───── Material provided

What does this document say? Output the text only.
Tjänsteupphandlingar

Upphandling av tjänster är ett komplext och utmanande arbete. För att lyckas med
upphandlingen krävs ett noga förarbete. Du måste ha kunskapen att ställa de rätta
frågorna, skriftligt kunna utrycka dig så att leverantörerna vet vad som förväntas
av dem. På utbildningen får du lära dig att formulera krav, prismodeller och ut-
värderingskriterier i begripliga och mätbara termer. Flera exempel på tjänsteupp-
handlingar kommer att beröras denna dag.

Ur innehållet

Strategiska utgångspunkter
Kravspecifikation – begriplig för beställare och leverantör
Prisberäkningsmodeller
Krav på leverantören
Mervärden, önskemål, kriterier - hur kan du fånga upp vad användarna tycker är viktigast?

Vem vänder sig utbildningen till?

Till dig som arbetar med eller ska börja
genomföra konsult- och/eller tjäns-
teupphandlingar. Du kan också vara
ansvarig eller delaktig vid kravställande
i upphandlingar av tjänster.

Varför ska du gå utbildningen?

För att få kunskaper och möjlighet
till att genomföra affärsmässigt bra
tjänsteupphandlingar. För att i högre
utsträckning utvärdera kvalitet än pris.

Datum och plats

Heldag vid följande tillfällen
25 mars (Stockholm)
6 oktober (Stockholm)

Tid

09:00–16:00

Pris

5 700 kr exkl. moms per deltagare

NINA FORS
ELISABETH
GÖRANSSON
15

──────────

> **Your objective**:
Work out how many lines in the records above contain the word "tjänster". State only that number.

> **Solved problem**:
2